What follows is a set of records; repeat all of them exactly.

───── TASK INPUT

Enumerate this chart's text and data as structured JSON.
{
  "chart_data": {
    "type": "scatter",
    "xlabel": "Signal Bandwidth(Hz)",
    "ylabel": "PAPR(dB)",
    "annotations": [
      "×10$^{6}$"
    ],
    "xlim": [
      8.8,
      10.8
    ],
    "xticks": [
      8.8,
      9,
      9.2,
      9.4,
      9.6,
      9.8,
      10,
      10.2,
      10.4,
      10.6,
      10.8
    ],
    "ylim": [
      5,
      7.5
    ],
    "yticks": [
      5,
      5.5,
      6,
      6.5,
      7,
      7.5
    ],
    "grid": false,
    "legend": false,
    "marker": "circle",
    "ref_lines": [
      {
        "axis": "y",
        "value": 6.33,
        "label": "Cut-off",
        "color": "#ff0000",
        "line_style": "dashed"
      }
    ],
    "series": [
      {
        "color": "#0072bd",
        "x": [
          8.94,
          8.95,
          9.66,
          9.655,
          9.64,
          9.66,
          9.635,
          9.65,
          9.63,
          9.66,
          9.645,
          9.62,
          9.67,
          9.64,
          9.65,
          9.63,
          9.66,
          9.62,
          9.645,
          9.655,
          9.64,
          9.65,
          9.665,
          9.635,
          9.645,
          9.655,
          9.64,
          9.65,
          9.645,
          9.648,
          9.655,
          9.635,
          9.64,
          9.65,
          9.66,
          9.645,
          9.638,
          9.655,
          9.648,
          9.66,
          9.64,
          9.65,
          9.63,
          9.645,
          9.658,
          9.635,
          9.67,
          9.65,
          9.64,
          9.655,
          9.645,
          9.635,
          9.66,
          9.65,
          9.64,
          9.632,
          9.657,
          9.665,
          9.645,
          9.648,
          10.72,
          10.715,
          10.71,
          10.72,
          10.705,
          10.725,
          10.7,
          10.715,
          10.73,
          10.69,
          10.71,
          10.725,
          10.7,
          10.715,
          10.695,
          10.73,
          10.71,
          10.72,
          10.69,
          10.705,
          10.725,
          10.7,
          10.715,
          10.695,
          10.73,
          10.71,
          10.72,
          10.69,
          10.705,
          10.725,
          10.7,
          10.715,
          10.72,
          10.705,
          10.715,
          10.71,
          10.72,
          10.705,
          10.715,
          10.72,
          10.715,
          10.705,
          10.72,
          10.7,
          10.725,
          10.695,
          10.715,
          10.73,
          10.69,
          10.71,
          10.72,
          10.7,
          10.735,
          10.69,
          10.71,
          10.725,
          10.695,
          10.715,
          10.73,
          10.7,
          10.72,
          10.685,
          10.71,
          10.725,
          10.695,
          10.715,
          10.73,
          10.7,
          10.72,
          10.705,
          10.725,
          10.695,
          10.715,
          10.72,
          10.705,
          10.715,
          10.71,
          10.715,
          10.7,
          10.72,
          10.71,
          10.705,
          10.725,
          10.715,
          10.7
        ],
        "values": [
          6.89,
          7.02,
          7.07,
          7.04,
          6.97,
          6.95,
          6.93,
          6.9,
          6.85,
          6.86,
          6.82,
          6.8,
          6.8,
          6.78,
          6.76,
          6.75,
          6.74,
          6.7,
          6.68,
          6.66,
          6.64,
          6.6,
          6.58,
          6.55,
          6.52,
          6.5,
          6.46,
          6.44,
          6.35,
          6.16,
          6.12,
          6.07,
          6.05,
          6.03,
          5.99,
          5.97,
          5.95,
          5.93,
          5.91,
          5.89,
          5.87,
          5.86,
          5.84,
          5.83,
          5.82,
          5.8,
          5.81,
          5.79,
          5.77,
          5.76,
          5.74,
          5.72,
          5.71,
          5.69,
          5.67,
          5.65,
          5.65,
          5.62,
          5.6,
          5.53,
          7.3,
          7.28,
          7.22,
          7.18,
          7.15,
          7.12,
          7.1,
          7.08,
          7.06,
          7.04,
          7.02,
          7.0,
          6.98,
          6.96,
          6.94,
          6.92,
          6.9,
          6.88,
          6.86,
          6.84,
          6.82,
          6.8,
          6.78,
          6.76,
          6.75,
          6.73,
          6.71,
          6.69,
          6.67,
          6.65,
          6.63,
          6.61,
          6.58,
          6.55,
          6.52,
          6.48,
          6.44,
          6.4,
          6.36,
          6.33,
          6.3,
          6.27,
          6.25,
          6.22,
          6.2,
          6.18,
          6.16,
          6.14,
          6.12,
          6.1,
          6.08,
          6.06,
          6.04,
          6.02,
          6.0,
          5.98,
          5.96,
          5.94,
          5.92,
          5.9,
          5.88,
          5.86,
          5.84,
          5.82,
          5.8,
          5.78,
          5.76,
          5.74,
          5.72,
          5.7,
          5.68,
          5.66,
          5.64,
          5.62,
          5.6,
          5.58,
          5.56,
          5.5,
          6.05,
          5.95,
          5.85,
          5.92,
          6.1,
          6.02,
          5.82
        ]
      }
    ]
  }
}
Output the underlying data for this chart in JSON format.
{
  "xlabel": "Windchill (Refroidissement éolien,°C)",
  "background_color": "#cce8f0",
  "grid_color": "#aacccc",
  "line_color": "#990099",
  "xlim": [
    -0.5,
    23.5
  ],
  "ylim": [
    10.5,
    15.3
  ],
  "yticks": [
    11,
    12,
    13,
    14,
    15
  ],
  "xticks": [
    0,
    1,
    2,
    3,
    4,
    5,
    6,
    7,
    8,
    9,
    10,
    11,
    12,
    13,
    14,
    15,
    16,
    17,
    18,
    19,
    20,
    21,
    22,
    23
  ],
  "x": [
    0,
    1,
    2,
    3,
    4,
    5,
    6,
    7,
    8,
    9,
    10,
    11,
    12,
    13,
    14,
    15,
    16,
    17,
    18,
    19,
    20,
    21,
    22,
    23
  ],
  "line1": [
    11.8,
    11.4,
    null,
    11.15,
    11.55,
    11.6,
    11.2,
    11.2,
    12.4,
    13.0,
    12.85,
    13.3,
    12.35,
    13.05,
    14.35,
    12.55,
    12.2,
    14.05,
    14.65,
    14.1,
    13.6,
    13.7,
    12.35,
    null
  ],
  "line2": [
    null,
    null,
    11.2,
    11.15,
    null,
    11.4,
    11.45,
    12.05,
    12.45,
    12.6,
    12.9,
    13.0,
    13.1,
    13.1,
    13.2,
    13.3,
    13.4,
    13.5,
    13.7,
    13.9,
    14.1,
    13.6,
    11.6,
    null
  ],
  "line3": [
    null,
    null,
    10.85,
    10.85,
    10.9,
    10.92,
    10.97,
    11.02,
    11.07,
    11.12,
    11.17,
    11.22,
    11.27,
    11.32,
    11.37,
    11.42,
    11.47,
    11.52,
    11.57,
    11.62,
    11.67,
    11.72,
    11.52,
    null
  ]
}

──────────

**FINISHED TASK:**
Enumerate this chart's text and data as structured JSON.
{
  "chart_data": {
    "type": "scatter",
    "xlabel": "Signal Bandwidth(Hz)",
    "ylabel": "PAPR(dB)",
    "annotations": [
      "×10$^{6}$"
    ],
    "xlim": [
      8.8,
      10.8
    ],
    "xticks": [
      8.8,
      9,
      9.2,
      9.4,
      9.6,
      9.8,
      10,
      10.2,
      10.4,
      10.6,
      10.8
    ],
    "ylim": [
      5,
      7.5
    ],
    "yticks": [
      5,
      5.5,
      6,
      6.5,
      7,
      7.5
    ],
    "grid": false,
    "legend": false,
    "marker": "circle",
    "ref_lines": [
      {
        "axis": "y",
        "value": 6.33,
        "label": "Cut-off",
        "color": "#ff0000",
        "line_style": "dashed"
      }
    ],
    "series": [
      {
        "color": "#0072bd",
        "x": [
          8.94,
          8.95,
          9.66,
          9.655,
          9.64,
          9.66,
          9.635,
          9.65,
          9.63,
          9.66,
          9.645,
          9.62,
          9.67,
          9.64,
          9.65,
          9.63,
          9.66,
          9.62,
          9.645,
          9.655,
          9.64,
          9.65,
          9.665,
          9.635,
          9.645,
          9.655,
          9.64,
          9.65,
          9.645,
          9.648,
          9.655,
          9.635,
          9.64,
          9.65,
          9.66,
          9.645,
          9.638,
          9.655,
          9.648,
          9.66,
          9.64,
          9.65,
          9.63,
          9.645,
          9.658,
          9.635,
          9.67,
          9.65,
          9.64,
          9.655,
          9.645,
          9.635,
          9.66,
          9.65,
          9.64,
          9.632,
          9.657,
          9.665,
          9.645,
          9.648,
          10.72,
          10.715,
          10.71,
          10.72,
          10.705,
          10.725,
          10.7,
          10.715,
          10.73,
          10.69,
          10.71,
          10.725,
          10.7,
          10.715,
          10.695,
          10.73,
          10.71,
          10.72,
          10.69,
          10.705,
          10.725,
          10.7,
          10.715,
          10.695,
          10.73,
          10.71,
          10.72,
          10.69,
          10.705,
          10.725,
          10.7,
          10.715,
          10.72,
          10.705,
          10.715,
          10.71,
          10.72,
          10.705,
          10.715,
          10.72,
          10.715,
          10.705,
          10.72,
          10.7,
          10.725,
          10.695,
          10.715,
          10.73,
          10.69,
          10.71,
          10.72,
          10.7,
          10.735,
          10.69,
          10.71,
          10.725,
          10.695,
          10.715,
          10.73,
          10.7,
          10.72,
          10.685,
          10.71,
          10.725,
          10.695,
          10.715,
          10.73,
          10.7,
          10.72,
          10.705,
          10.725,
          10.695,
          10.715,
          10.72,
          10.705,
          10.715,
          10.71,
          10.715,
          10.7,
          10.72,
          10.71,
          10.705,
          10.725,
          10.715,
          10.7
        ],
        "values": [
          6.89,
          7.02,
          7.07,
          7.04,
          6.97,
          6.95,
          6.93,
          6.9,
          6.85,
          6.86,
          6.82,
          6.8,
          6.8,
          6.78,
          6.76,
          6.75,
          6.74,
          6.7,
          6.68,
          6.66,
          6.64,
          6.6,
          6.58,
          6.55,
          6.52,
          6.5,
          6.46,
          6.44,
          6.35,
          6.16,
          6.12,
          6.07,
          6.05,
          6.03,
          5.99,
          5.97,
          5.95,
          5.93,
          5.91,
          5.89,
          5.87,
          5.86,
          5.84,
          5.83,
          5.82,
          5.8,
          5.81,
          5.79,
          5.77,
          5.76,
          5.74,
          5.72,
          5.71,
          5.69,
          5.67,
          5.65,
          5.65,
          5.62,
          5.6,
          5.53,
          7.3,
          7.28,
          7.22,
          7.18,
          7.15,
          7.12,
          7.1,
          7.08,
          7.06,
          7.04,
          7.02,
          7.0,
          6.98,
          6.96,
          6.94,
          6.92,
          6.9,
          6.88,
          6.86,
          6.84,
          6.82,
          6.8,
          6.78,
          6.76,
          6.75,
          6.73,
          6.71,
          6.69,
          6.67,
          6.65,
          6.63,
          6.61,
          6.58,
          6.55,
          6.52,
          6.48,
          6.44,
          6.4,
          6.36,
          6.33,
          6.3,
          6.27,
          6.25,
          6.22,
          6.2,
          6.18,
          6.16,
          6.14,
          6.12,
          6.1,
          6.08,
          6.06,
          6.04,
          6.02,
          6.0,
          5.98,
          5.96,
          5.94,
          5.92,
          5.9,
          5.88,
          5.86,
          5.84,
          5.82,
          5.8,
          5.78,
          5.76,
          5.74,
          5.72,
          5.7,
          5.68,
          5.66,
          5.64,
          5.62,
          5.6,
          5.58,
          5.56,
          5.5,
          6.05,
          5.95,
          5.85,
          5.92,
          6.1,
          6.02,
          5.82
        ]
      }
    ]
  }
}
Output the underlying data for this chart in JSON format.
{
  "xlabel": "Windchill (Refroidissement éolien,°C)",
  "background_color": "#cce8f0",
  "grid_color": "#aacccc",
  "line_color": "#990099",
  "xlim": [
    -0.5,
    23.5
  ],
  "ylim": [
    10.5,
    15.3
  ],
  "yticks": [
    11,
    12,
    13,
    14,
    15
  ],
  "xticks": [
    0,
    1,
    2,
    3,
    4,
    5,
    6,
    7,
    8,
    9,
    10,
    11,
    12,
    13,
    14,
    15,
    16,
    17,
    18,
    19,
    20,
    21,
    22,
    23
  ],
  "x": [
    0,
    1,
    2,
    3,
    4,
    5,
    6,
    7,
    8,
    9,
    10,
    11,
    12,
    13,
    14,
    15,
    16,
    17,
    18,
    19,
    20,
    21,
    22,
    23
  ],
  "line1": [
    11.8,
    11.4,
    null,
    11.15,
    11.55,
    11.6,
    11.2,
    11.2,
    12.4,
    13.0,
    12.85,
    13.3,
    12.35,
    13.05,
    14.35,
    12.55,
    12.2,
    14.05,
    14.65,
    14.1,
    13.6,
    13.7,
    12.35,
    null
  ],
  "line2": [
    null,
    null,
    11.2,
    11.15,
    null,
    11.4,
    11.45,
    12.05,
    12.45,
    12.6,
    12.9,
    13.0,
    13.1,
    13.1,
    13.2,
    13.3,
    13.4,
    13.5,
    13.7,
    13.9,
    14.1,
    13.6,
    11.6,
    null
  ],
  "line3": [
    null,
    null,
    10.85,
    10.85,
    10.9,
    10.92,
    10.97,
    11.02,
    11.07,
    11.12,
    11.17,
    11.22,
    11.27,
    11.32,
    11.37,
    11.42,
    11.47,
    11.52,
    11.57,
    11.62,
    11.67,
    11.72,
    11.52,
    null
  ]
}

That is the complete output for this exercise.